• DATASET EXCERPTS:
>>>>>
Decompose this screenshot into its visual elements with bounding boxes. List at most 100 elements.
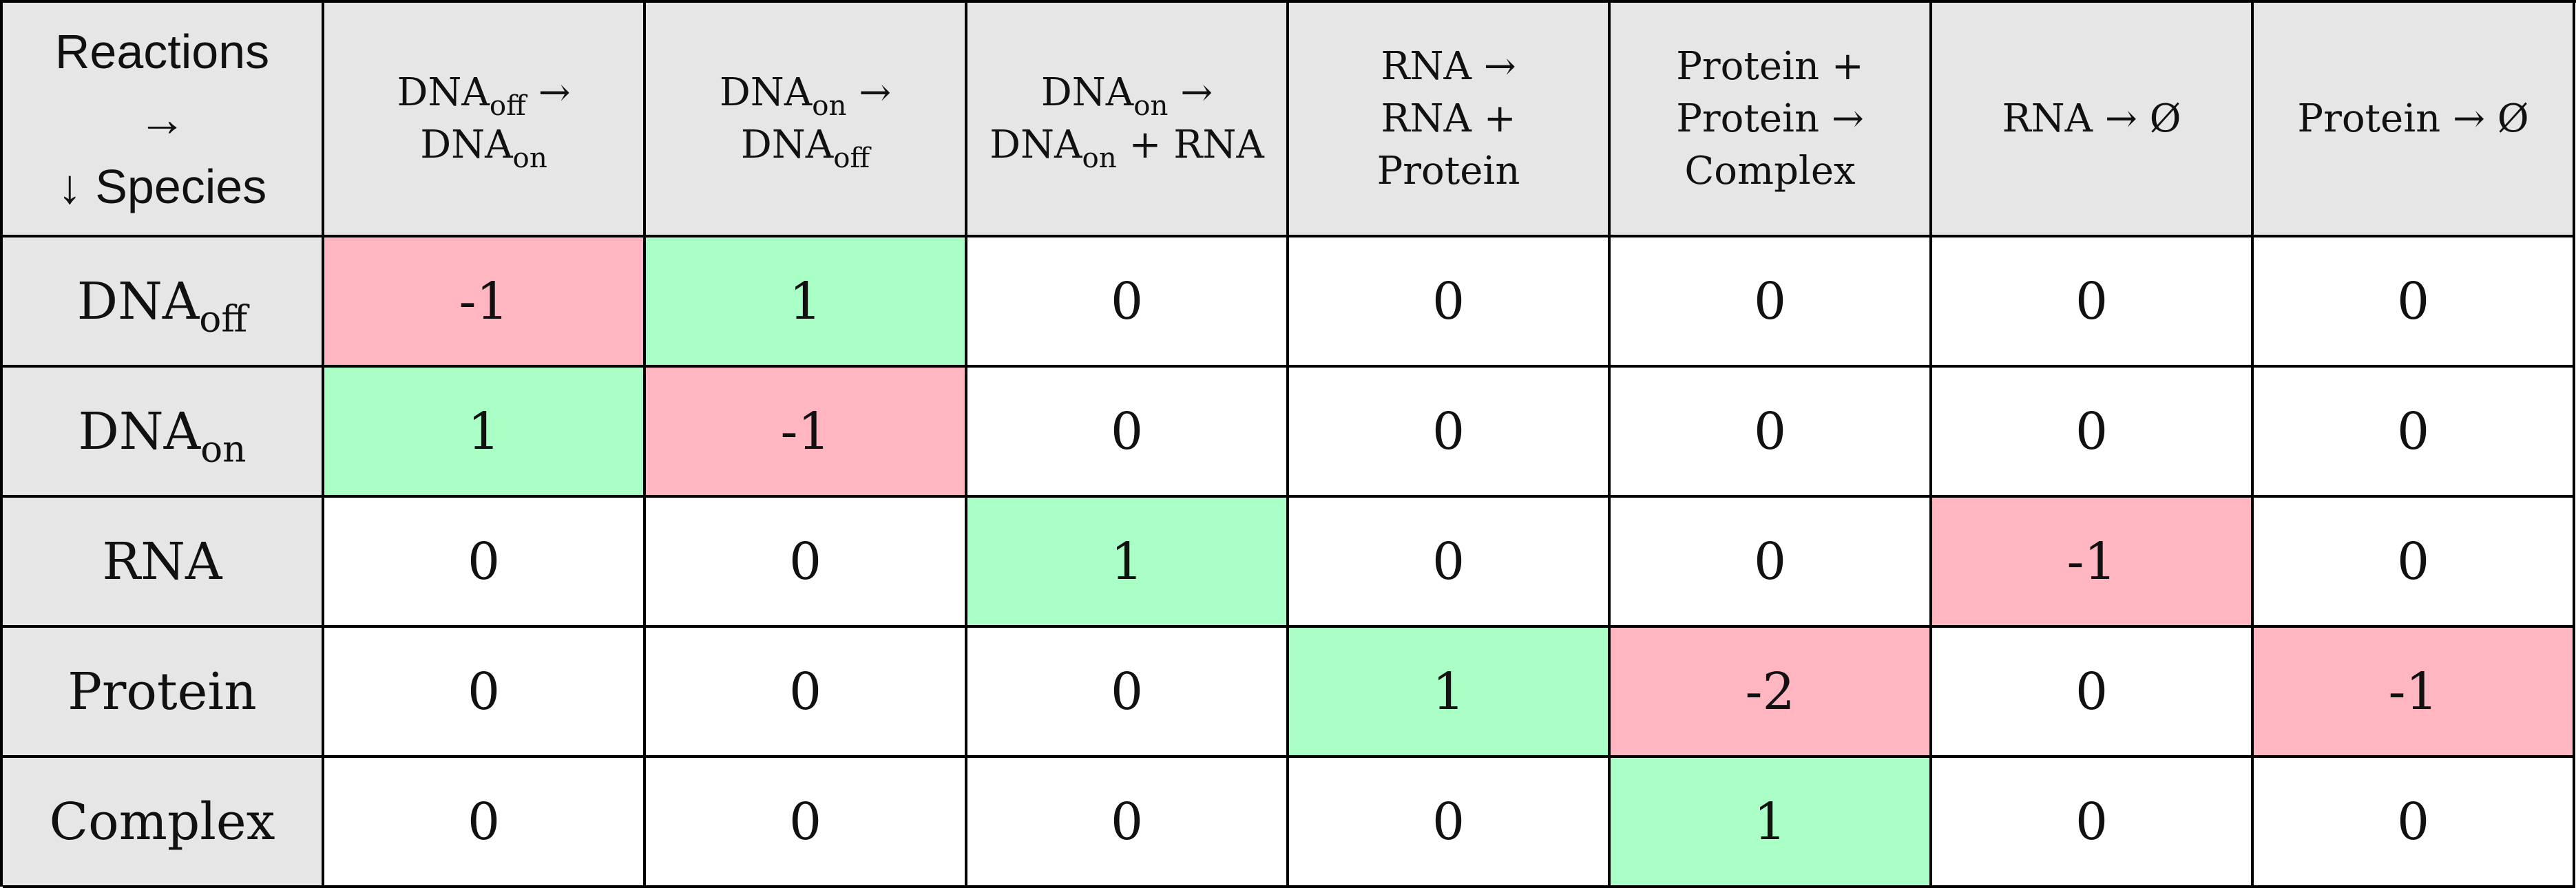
reaction-header-6: RNA → Ø [1932,3,2254,237]
species-name: DNAoff [76,271,247,337]
reaction-header-line: RNA → [1381,41,1516,93]
coefficient-cell: 0 [1932,628,2254,758]
coefficient-cell: 1 [646,237,967,368]
reaction-header-line: Complex [1684,145,1855,198]
coefficient-cell: 0 [1932,758,2254,888]
reaction-header-line: RNA → Ø [2002,93,2181,145]
species-label-4: Protein [3,628,324,758]
coefficient-cell: 0 [1289,758,1611,888]
reaction-header-line: DNAoff [740,119,870,174]
text-run: → [1168,70,1213,115]
text-run: + RNA [1116,122,1264,167]
species-name: DNAon [78,401,247,467]
species-label-2: DNAon [3,368,324,498]
reaction-header-line: RNA + [1381,93,1516,145]
coefficient-cell: -1 [1932,498,2254,628]
coefficient-cell: 0 [1611,237,1932,368]
reaction-header-2: DNAon → DNAoff [646,3,967,237]
species-label-3: RNA [3,498,324,628]
subscript: off [199,297,248,341]
reaction-header-5: Protein + Protein → Complex [1611,3,1932,237]
reaction-header-line: Protein + [1676,41,1864,93]
coefficient-cell: 0 [646,758,967,888]
reaction-header-line: DNAon [420,119,547,174]
coefficient-cell: 0 [324,758,646,888]
reaction-header-line: Protein → [1676,93,1864,145]
coefficient-cell: 0 [1932,368,2254,498]
coefficient-cell: 0 [967,758,1289,888]
text-run: → [525,70,571,115]
coefficient-cell: 0 [1932,237,2254,368]
text-run: DNA [397,70,490,115]
coefficient-cell: 0 [646,498,967,628]
coefficient-cell: 0 [646,628,967,758]
coefficient-cell: 0 [1289,237,1611,368]
species-name: Protein [67,662,257,721]
right-arrow-glyph: → [138,92,187,146]
text-run: RNA → [1381,43,1516,89]
subscript: off [833,141,870,174]
text-run: DNA [740,122,834,167]
text-run: Complex [1684,148,1856,193]
coefficient-cell: -1 [646,368,967,498]
coefficient-cell: 0 [324,498,646,628]
reaction-header-line: DNAon + RNA [989,119,1264,174]
coefficient-cell: 0 [2254,758,2575,888]
subscript: on [512,141,547,174]
reaction-header-line: Protein → Ø [2297,93,2528,145]
coefficient-cell: 0 [2254,368,2575,498]
species-label-5: Complex [3,758,324,888]
coefficient-cell: 0 [1611,368,1932,498]
coefficient-cell: 0 [967,628,1289,758]
subscript: on [1133,89,1169,122]
reactions-label: Reactions [54,24,270,78]
text-run: Protein [67,662,257,721]
text-run: Complex [49,792,275,852]
text-run: Protein [1376,148,1520,193]
text-run: DNA [989,122,1082,167]
coefficient-cell: 0 [1289,498,1611,628]
coefficient-cell: -2 [1611,628,1932,758]
coefficient-cell: 0 [324,628,646,758]
coefficient-cell: 0 [967,368,1289,498]
reaction-header-3: DNAon → DNAon + RNA [967,3,1289,237]
coefficient-cell: -1 [324,237,646,368]
species-label: ↓ Species [57,159,267,213]
text-run: Protein → [1676,96,1864,141]
species-label-1: DNAoff [3,237,324,368]
coefficient-cell: 0 [1611,498,1932,628]
text-run: RNA → Ø [2002,96,2181,141]
text-run: → [846,70,892,115]
text-run: DNA [78,401,201,461]
text-run: Protein → Ø [2297,96,2529,141]
corner-header: Reactions → ↓ Species [3,3,324,237]
text-run: DNA [76,271,200,331]
subscript: on [812,89,847,122]
subscript: on [1082,141,1117,174]
reaction-header-line: Protein [1377,145,1520,198]
reaction-header-7: Protein → Ø [2254,3,2575,237]
reaction-header-4: RNA → RNA + Protein [1289,3,1611,237]
species-name: RNA [103,532,222,591]
reaction-header-line: DNAon → [1041,67,1213,122]
subscript: on [200,427,247,471]
coefficient-cell: 0 [1289,368,1611,498]
subscript: off [489,89,526,122]
coefficient-cell: 1 [1289,628,1611,758]
coefficient-cell: 0 [2254,237,2575,368]
coefficient-cell: 1 [967,498,1289,628]
coefficient-cell: 1 [324,368,646,498]
text-run: RNA + [1381,96,1516,141]
reaction-header-line: DNAon → [719,67,892,122]
coefficient-cell: 1 [1611,758,1932,888]
coefficient-cell: 0 [2254,498,2575,628]
text-run: Protein + [1676,43,1864,89]
coefficient-cell: 0 [967,237,1289,368]
text-run: RNA [102,531,222,591]
reaction-header-1: DNAoff → DNAon [324,3,646,237]
coefficient-cell: -1 [2254,628,2575,758]
reaction-header-line: DNAoff → [397,67,571,122]
text-run: DNA [719,70,813,115]
text-run: DNA [420,122,513,167]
<<<<<
• YOUR TASK: The word to find is "subscript". Copy every line of the data that holds it.

• ANSWER FOR THIS EXERCISE:
subscript: off [199,297,248,341]
subscript: off [833,141,870,174]
subscript: on [512,141,547,174]
subscript: on [1133,89,1169,122]
subscript: on [812,89,847,122]
subscript: on [1082,141,1117,174]
subscript: on [200,427,247,471]
subscript: off [489,89,526,122]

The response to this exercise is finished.